◆ Brief
Below are some records. Copy every line in them that holds "Power".

◆ Records for this exercise

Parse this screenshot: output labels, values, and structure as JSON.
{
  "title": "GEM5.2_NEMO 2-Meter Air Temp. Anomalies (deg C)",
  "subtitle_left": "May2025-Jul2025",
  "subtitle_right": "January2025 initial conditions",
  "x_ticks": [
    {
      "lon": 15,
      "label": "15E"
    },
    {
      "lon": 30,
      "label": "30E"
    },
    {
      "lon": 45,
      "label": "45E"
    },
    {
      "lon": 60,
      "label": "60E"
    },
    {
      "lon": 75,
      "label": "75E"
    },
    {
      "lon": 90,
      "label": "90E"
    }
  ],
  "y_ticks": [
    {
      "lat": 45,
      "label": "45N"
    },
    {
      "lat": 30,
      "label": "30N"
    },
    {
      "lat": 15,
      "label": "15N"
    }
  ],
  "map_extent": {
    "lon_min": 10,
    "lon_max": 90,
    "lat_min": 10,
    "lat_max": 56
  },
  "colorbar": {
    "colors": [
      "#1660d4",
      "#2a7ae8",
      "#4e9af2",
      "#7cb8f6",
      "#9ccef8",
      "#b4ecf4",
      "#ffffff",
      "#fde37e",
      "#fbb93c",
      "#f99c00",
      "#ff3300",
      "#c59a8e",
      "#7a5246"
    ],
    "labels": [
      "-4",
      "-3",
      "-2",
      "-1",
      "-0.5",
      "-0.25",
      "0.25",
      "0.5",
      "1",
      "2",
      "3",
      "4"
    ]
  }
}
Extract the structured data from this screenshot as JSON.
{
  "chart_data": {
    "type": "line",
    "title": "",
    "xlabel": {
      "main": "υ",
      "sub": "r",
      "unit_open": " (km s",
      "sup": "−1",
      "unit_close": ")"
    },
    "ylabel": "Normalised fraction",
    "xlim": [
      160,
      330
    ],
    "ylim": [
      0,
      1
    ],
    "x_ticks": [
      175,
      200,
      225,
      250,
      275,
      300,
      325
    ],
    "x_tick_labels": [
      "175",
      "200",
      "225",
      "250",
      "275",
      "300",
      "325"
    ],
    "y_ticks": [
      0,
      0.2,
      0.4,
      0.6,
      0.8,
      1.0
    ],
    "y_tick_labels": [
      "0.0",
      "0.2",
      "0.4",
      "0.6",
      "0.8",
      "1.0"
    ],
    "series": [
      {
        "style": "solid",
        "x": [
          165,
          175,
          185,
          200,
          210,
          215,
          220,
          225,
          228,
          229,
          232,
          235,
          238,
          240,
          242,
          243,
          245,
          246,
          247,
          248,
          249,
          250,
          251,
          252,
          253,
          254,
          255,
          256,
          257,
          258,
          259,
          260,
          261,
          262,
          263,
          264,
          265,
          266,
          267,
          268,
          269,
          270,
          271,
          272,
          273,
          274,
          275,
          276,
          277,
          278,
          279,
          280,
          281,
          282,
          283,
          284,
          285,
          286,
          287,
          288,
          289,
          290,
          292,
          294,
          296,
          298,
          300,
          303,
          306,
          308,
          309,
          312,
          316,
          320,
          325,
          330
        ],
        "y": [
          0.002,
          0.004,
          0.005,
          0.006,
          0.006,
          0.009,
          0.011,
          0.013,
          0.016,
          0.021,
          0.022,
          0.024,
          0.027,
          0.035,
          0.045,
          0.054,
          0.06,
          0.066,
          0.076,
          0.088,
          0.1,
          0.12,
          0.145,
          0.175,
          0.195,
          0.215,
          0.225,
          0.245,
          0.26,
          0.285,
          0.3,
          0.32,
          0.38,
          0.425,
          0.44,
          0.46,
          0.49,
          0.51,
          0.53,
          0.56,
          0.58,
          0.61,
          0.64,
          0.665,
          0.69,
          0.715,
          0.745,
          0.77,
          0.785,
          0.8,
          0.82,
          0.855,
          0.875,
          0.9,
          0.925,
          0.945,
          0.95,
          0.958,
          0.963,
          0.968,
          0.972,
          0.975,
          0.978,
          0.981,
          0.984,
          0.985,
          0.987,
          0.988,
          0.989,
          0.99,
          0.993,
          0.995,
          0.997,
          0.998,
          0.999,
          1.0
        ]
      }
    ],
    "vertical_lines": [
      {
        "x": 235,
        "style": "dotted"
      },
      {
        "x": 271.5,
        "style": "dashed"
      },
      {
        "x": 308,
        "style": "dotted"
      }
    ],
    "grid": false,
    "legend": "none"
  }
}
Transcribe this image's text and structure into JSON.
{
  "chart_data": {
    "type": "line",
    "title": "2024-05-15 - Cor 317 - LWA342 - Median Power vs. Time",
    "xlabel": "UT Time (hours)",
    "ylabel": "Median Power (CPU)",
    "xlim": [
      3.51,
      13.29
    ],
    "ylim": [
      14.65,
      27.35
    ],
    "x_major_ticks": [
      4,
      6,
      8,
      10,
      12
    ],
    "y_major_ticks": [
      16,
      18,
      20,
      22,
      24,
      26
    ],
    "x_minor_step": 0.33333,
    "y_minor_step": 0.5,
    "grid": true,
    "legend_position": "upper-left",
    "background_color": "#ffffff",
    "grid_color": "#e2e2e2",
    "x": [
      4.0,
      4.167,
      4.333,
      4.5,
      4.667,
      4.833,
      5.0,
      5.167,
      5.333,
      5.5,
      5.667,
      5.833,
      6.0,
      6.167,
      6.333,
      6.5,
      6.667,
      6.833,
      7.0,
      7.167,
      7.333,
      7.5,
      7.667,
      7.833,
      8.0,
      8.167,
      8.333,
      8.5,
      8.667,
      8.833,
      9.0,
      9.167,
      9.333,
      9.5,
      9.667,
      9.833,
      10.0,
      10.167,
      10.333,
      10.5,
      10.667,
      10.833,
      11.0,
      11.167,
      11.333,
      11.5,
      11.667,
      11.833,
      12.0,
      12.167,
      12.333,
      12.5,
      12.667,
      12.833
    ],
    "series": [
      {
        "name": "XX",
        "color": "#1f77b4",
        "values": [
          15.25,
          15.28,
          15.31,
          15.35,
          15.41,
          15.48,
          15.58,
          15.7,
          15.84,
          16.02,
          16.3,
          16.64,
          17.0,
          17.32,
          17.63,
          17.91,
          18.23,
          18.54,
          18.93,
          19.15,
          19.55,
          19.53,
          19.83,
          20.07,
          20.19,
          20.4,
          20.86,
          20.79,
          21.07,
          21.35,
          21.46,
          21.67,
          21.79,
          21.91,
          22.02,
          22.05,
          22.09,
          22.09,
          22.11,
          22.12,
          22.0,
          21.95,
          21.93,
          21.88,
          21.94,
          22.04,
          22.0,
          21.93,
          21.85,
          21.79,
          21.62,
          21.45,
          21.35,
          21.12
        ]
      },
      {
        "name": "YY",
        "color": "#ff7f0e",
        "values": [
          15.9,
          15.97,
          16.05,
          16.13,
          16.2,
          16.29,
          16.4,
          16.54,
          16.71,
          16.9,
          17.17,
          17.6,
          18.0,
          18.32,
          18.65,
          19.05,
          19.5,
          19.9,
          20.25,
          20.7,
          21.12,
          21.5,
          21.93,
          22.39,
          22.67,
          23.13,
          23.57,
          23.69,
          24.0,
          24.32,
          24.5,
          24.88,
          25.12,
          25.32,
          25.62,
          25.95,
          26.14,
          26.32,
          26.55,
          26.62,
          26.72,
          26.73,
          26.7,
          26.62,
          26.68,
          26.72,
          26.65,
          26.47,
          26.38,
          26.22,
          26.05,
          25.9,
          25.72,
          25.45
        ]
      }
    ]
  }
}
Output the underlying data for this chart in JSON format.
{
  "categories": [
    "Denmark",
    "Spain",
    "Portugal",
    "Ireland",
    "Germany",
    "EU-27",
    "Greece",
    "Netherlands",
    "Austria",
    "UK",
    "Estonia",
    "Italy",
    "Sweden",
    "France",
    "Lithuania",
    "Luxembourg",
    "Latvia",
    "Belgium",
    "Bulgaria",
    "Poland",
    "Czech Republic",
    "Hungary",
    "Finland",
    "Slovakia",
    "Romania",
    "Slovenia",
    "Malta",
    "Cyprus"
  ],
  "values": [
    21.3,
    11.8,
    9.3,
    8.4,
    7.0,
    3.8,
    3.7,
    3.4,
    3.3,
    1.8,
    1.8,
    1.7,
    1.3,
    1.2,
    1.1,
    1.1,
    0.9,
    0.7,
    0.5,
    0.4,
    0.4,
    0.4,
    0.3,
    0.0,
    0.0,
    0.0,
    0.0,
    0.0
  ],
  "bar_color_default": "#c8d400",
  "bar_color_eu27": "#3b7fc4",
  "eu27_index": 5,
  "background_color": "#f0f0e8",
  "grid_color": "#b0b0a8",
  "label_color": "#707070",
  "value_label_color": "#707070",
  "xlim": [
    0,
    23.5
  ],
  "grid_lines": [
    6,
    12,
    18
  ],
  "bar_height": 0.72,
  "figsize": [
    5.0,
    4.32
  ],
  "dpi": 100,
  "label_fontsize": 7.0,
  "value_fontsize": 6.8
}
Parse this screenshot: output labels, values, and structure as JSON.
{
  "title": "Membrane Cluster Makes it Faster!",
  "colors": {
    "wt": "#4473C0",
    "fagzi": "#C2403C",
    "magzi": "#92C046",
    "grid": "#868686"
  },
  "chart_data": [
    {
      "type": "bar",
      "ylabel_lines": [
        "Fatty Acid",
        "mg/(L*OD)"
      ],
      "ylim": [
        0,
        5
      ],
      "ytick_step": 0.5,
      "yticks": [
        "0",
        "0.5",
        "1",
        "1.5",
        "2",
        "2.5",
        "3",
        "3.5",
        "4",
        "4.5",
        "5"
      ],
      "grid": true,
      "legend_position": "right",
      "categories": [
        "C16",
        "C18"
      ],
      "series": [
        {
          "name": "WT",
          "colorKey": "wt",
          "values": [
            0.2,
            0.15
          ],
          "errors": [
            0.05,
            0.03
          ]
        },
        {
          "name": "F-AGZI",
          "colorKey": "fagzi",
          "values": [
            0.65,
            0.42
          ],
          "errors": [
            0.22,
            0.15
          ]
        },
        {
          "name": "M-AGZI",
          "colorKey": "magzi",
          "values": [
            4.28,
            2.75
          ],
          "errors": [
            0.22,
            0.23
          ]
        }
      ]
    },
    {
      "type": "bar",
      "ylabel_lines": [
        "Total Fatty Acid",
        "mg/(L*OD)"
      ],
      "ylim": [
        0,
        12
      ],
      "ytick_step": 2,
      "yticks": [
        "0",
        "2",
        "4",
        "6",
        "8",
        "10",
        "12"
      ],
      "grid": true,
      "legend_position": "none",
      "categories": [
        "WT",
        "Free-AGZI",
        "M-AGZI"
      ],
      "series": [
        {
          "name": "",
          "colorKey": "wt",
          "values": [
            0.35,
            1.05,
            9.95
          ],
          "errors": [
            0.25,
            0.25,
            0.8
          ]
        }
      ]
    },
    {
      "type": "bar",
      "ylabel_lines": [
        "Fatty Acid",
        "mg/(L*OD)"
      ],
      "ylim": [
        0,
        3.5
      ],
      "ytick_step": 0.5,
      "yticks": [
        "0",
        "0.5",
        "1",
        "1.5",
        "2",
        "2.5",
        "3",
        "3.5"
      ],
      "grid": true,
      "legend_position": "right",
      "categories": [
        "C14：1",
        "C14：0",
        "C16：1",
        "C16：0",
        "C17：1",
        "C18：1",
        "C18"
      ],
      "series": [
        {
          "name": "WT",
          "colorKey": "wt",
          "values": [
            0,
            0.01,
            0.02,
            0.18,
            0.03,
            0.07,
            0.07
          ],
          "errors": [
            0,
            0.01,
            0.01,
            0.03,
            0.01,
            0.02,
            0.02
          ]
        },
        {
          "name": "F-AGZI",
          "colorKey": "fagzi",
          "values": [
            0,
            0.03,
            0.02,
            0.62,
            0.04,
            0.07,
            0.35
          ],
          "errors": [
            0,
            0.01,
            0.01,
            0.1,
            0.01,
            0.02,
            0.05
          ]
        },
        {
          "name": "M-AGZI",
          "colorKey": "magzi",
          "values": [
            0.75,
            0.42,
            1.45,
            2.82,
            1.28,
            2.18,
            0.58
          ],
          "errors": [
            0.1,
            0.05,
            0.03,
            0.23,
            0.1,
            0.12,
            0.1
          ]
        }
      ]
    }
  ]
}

◆ Reply to the exercise
    "title": "2024-05-15 - Cor 317 - LWA342 - Median Power vs. Time",
    "ylabel": "Median Power (CPU)",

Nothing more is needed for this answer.